-- Dataset records --
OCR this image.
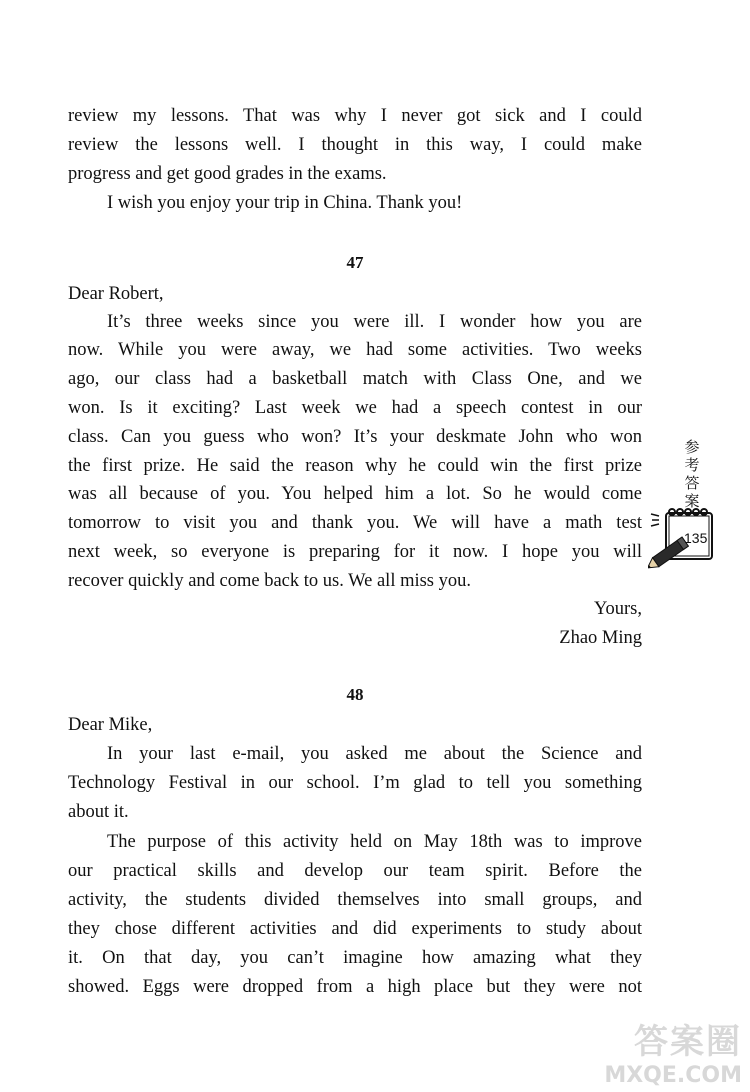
review my lessons. That was why I never got sick and I could
review the lessons well. I thought in this way, I could make
progress and get good grades in the exams.
I wish you enjoy your trip in China. Thank you!
47
Dear Robert,
It’s three weeks since you were ill. I wonder how you are
now. While you were away, we had some activities. Two weeks
ago, our class had a basketball match with Class One, and we
won. Is it exciting? Last week we had a speech contest in our
class. Can you guess who won? It’s your deskmate John who won
the first prize. He said the reason why he could win the first prize
was all because of you. You helped him a lot. So he would come
tomorrow to visit you and thank you. We will have a math test
next week, so everyone is preparing for it now. I hope you will
recover quickly and come back to us. We all miss you.
Yours,
Zhao Ming
48
Dear Mike,
In your last e-mail, you asked me about the Science and
Technology Festival in our school. I’m glad to tell you something
about it.
The purpose of this activity held on May 18th was to improve
our practical skills and develop our team spirit. Before the
activity, the students divided themselves into small groups, and
they chose different activities and did experiments to study about
it. On that day, you can’t imagine how amazing what they
showed. Eggs were dropped from a high place but they were not
参
考
答
案
135
答案圈
MXQE.COM
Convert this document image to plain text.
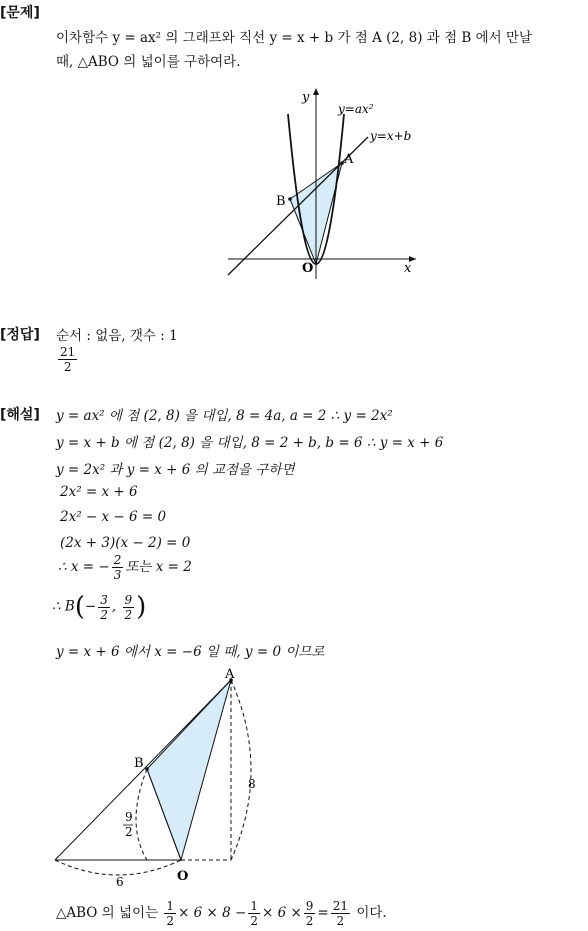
[문제]
이차함수 y = ax² 의 그래프와 직선 y = x + b 가 점 A (2, 8) 과 점 B 에서 만날
때, △ABO 의 넓이를 구하여라.
y
x
O
y=ax²
y=x+b
A
B
[정답] 순서 : 없음, 갯수 : 1
$\frac{21}{2}$
[해설] y = ax² 에 점 (2, 8) 을 대입, 8 = 4a, a = 2 ∴ y = 2x²
y = x + b 에 점 (2, 8) 을 대입, 8 = 2 + b, b = 6 ∴ y = x + 6
y = 2x² 과 y = x + 6 의 교점을 구하면
2x² = x + 6
2x² − x − 6 = 0
(2x + 3)(x − 2) = 0
∴ x = − $\frac{2}{3}$ 또는 x = 2
∴ $B(- \frac{3}{2}$ , $\frac{9}{2}$ )
y = x + 6 에서 x = −6 일 때, y = 0 이므로
A
B
O
8
9
2
6
△ABO 의 넓이는 $\frac{1}{2} \times 6 \times 8 - \frac{1}{2} \times 6 \times \frac{9}{2} = \frac{21}{2}$ 이다.
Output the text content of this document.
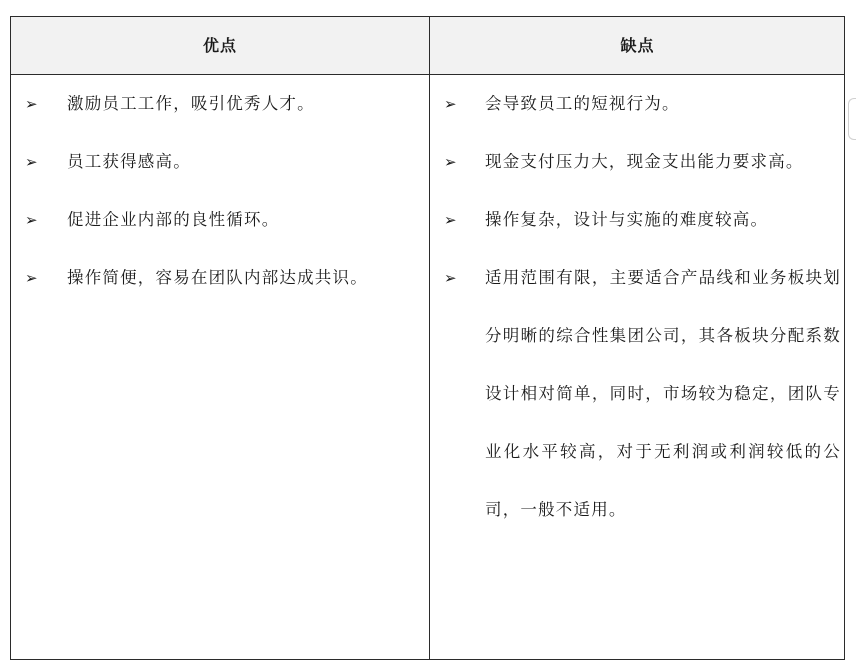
优点	缺点
➢ 激励员工工作，吸引优秀人才。
➢ 员工获得感高。
➢ 促进企业内部的良性循环。
➢ 操作简便，容易在团队内部达成共识。
➢ 会导致员工的短视行为。
➢ 现金支付压力大，现金支出能力要求高。
➢ 操作复杂，设计与实施的难度较高。
➢ 适用范围有限，主要适合产品线和业务板块划分明晰的综合性集团公司，其各板块分配系数设计相对简单，同时，市场较为稳定，团队专业化水平较高，对于无利润或利润较低的公司，一般不适用。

-- Task goal --
Transcribe the whole listing exactly. Pictures stay out of your copy.

-- Output of the exercise --
OCR this image.
review my lessons. That was why I never got sick and I could
review the lessons well. I thought in this way, I could make
progress and get good grades in the exams.
I wish you enjoy your trip in China. Thank you!
47
Dear Robert,
It’s three weeks since you were ill. I wonder how you are
now. While you were away, we had some activities. Two weeks
ago, our class had a basketball match with Class One, and we
won. Is it exciting? Last week we had a speech contest in our
class. Can you guess who won? It’s your deskmate John who won
the first prize. He said the reason why he could win the first prize
was all because of you. You helped him a lot. So he would come
tomorrow to visit you and thank you. We will have a math test
next week, so everyone is preparing for it now. I hope you will
recover quickly and come back to us. We all miss you.
Yours,
Zhao Ming
48
Dear Mike,
In your last e-mail, you asked me about the Science and
Technology Festival in our school. I’m glad to tell you something
about it.
The purpose of this activity held on May 18th was to improve
our practical skills and develop our team spirit. Before the
activity, the students divided themselves into small groups, and
they chose different activities and did experiments to study about
it. On that day, you can’t imagine how amazing what they
showed. Eggs were dropped from a high place but they were not
参
考
答
案
135
答案圈
MXQE.COM
Convert this document image to plain text.
[문제]
이차함수 y = ax² 의 그래프와 직선 y = x + b 가 점 A (2, 8) 과 점 B 에서 만날
때, △ABO 의 넓이를 구하여라.
y
x
O
y=ax²
y=x+b
A
B
[정답] 순서 : 없음, 갯수 : 1
$\frac{21}{2}$
[해설] y = ax² 에 점 (2, 8) 을 대입, 8 = 4a, a = 2 ∴ y = 2x²
y = x + b 에 점 (2, 8) 을 대입, 8 = 2 + b, b = 6 ∴ y = x + 6
y = 2x² 과 y = x + 6 의 교점을 구하면
2x² = x + 6
2x² − x − 6 = 0
(2x + 3)(x − 2) = 0
∴ x = − $\frac{2}{3}$ 또는 x = 2
∴ $B(- \frac{3}{2}$ , $\frac{9}{2}$ )
y = x + 6 에서 x = −6 일 때, y = 0 이므로
A
B
O
8
9
2
6
△ABO 의 넓이는 $\frac{1}{2} \times 6 \times 8 - \frac{1}{2} \times 6 \times \frac{9}{2} = \frac{21}{2}$ 이다.
Output the text content of this document.
优点	缺点
➢ 激励员工工作，吸引优秀人才。
➢ 员工获得感高。
➢ 促进企业内部的良性循环。
➢ 操作简便，容易在团队内部达成共识。
➢ 会导致员工的短视行为。
➢ 现金支付压力大，现金支出能力要求高。
➢ 操作复杂，设计与实施的难度较高。
➢ 适用范围有限，主要适合产品线和业务板块划分明晰的综合性集团公司，其各板块分配系数设计相对简单，同时，市场较为稳定，团队专业化水平较高，对于无利润或利润较低的公司，一般不适用。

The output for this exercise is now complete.